*What is expected*
Word for word, give the material below again, minus any images.

*Information shown*

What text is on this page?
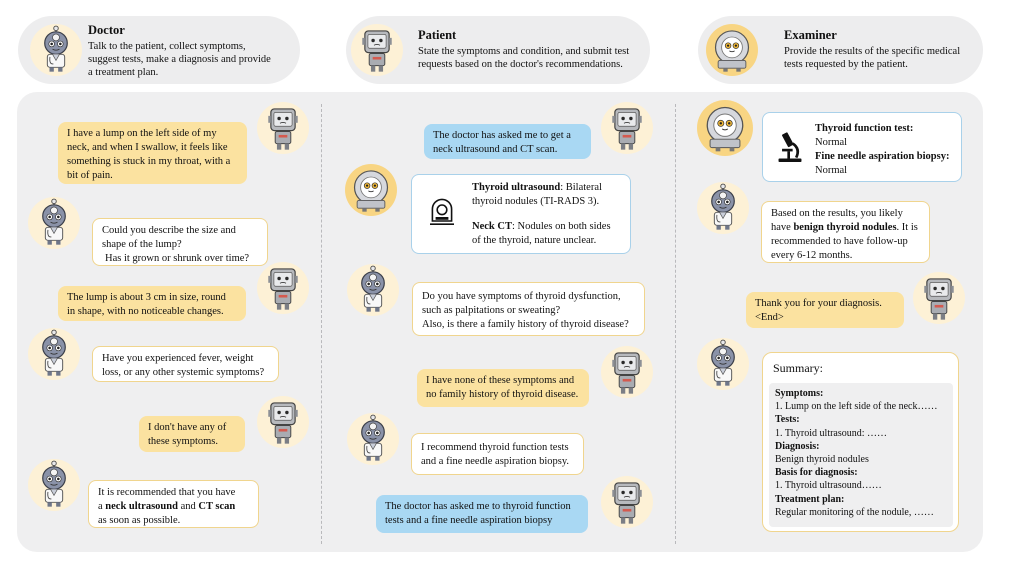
Doctor
Talk to the patient, collect symptoms,
suggest tests, make a diagnosis and provide
a treatment plan.
Patient
State the symptoms and condition, and submit test
requests based on the doctor's recommendations.
Examiner
Provide the results of the specific medical
tests requested by the patient.
I have a lump on the left side of my
neck, and when I swallow, it feels like
something is stuck in my throat, with a
bit of pain.
Could you describe the size and
shape of the lump?
Has it grown or shrunk over time?
The lump is about 3 cm in size, round
in shape, with no noticeable changes.
Have you experienced fever, weight
loss, or any other systemic symptoms?
I don't have any of
these symptoms.
It is recommended that you have
a neck ultrasound and CT scan
as soon as possible.
The doctor has asked me to get a
neck ultrasound and CT scan.
Thyroid ultrasound: Bilateral
thyroid nodules (TI-RADS 3).
Neck CT: Nodules on both sides
of the thyroid, nature unclear.
Do you have symptoms of thyroid dysfunction,
such as palpitations or sweating?
Also, is there a family history of thyroid disease?
I have none of these symptoms and
no family history of thyroid disease.
I recommend thyroid function tests
and a fine needle aspiration biopsy.
The doctor has asked me to thyroid function
tests and a fine needle aspiration biopsy
Thyroid function test:
Normal
Fine needle aspiration biopsy:
Normal
Based on the results, you likely
have benign thyroid nodules. It is
recommended to have follow-up
every 6-12 months.
Thank you for your diagnosis.
<End>
Summary:
Symptoms:
1. Lump on the left side of the neck……
Tests:
1. Thyroid ultrasound: ……
Diagnosis:
Benign thyroid nodules
Basis for diagnosis:
1. Thyroid ultrasound……
Treatment plan:
Regular monitoring of the nodule, ……
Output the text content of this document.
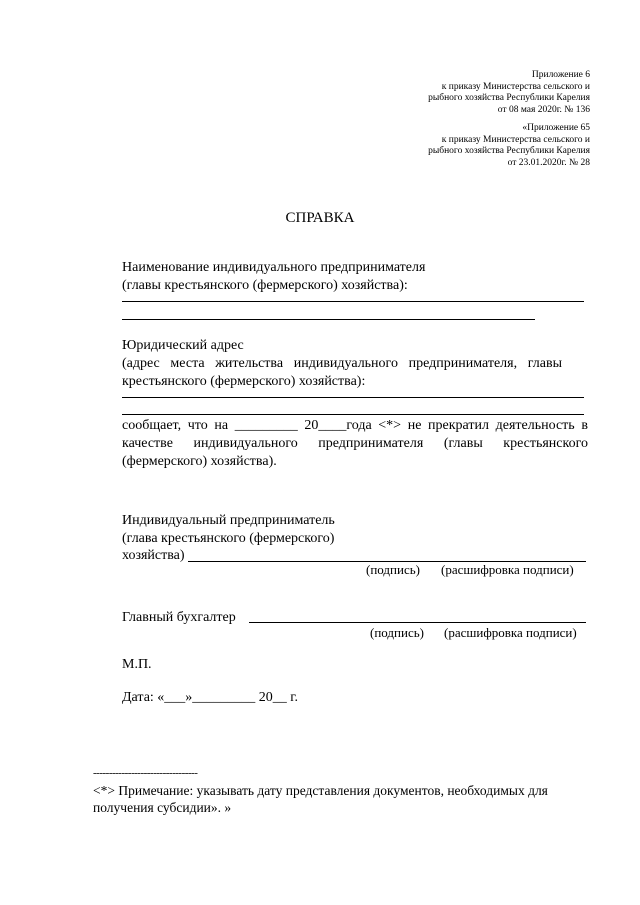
Приложение 6
к приказу Министерства сельского и
рыбного хозяйства Республики Карелия
от 08 мая 2020г. № 136
«Приложение 65
к приказу Министерства сельского и
рыбного хозяйства Республики Карелия
от 23.01.2020г. № 28
СПРАВКА
Наименование индивидуального предпринимателя
(главы крестьянского (фермерского) хозяйства):
Юридический адрес
(адрес места жительства индивидуального предпринимателя, главы
крестьянского (фермерского) хозяйства):
сообщает, что на _________ 20____года <*> не прекратил деятельность в
качестве индивидуального предпринимателя (главы крестьянского
(фермерского) хозяйства).
Индивидуальный предприниматель
(глава крестьянского (фермерского)
хозяйства)
(подпись) (расшифровка подписи)
Главный бухгалтер
(подпись) (расшифровка подписи)
М.П.
Дата: «___»_________ 20__ г.
---------------------------------
<*> Примечание: указывать дату представления документов, необходимых для
получения субсидии». »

*Exercise output*
What text is on this page?
Doctor
Talk to the patient, collect symptoms,
suggest tests, make a diagnosis and provide
a treatment plan.
Patient
State the symptoms and condition, and submit test
requests based on the doctor's recommendations.
Examiner
Provide the results of the specific medical
tests requested by the patient.
I have a lump on the left side of my
neck, and when I swallow, it feels like
something is stuck in my throat, with a
bit of pain.
Could you describe the size and
shape of the lump?
Has it grown or shrunk over time?
The lump is about 3 cm in size, round
in shape, with no noticeable changes.
Have you experienced fever, weight
loss, or any other systemic symptoms?
I don't have any of
these symptoms.
It is recommended that you have
a neck ultrasound and CT scan
as soon as possible.
The doctor has asked me to get a
neck ultrasound and CT scan.
Thyroid ultrasound: Bilateral
thyroid nodules (TI-RADS 3).
Neck CT: Nodules on both sides
of the thyroid, nature unclear.
Do you have symptoms of thyroid dysfunction,
such as palpitations or sweating?
Also, is there a family history of thyroid disease?
I have none of these symptoms and
no family history of thyroid disease.
I recommend thyroid function tests
and a fine needle aspiration biopsy.
The doctor has asked me to thyroid function
tests and a fine needle aspiration biopsy
Thyroid function test:
Normal
Fine needle aspiration biopsy:
Normal
Based on the results, you likely
have benign thyroid nodules. It is
recommended to have follow-up
every 6-12 months.
Thank you for your diagnosis.
<End>
Summary:
Symptoms:
1. Lump on the left side of the neck……
Tests:
1. Thyroid ultrasound: ……
Diagnosis:
Benign thyroid nodules
Basis for diagnosis:
1. Thyroid ultrasound……
Treatment plan:
Regular monitoring of the nodule, ……
Output the text content of this document.
Приложение 6
к приказу Министерства сельского и
рыбного хозяйства Республики Карелия
от 08 мая 2020г. № 136
«Приложение 65
к приказу Министерства сельского и
рыбного хозяйства Республики Карелия
от 23.01.2020г. № 28
СПРАВКА
Наименование индивидуального предпринимателя
(главы крестьянского (фермерского) хозяйства):
Юридический адрес
(адрес места жительства индивидуального предпринимателя, главы
крестьянского (фермерского) хозяйства):
сообщает, что на _________ 20____года <*> не прекратил деятельность в
качестве индивидуального предпринимателя (главы крестьянского
(фермерского) хозяйства).
Индивидуальный предприниматель
(глава крестьянского (фермерского)
хозяйства)
(подпись) (расшифровка подписи)
Главный бухгалтер
(подпись) (расшифровка подписи)
М.П.
Дата: «___»_________ 20__ г.
---------------------------------
<*> Примечание: указывать дату представления документов, необходимых для
получения субсидии». »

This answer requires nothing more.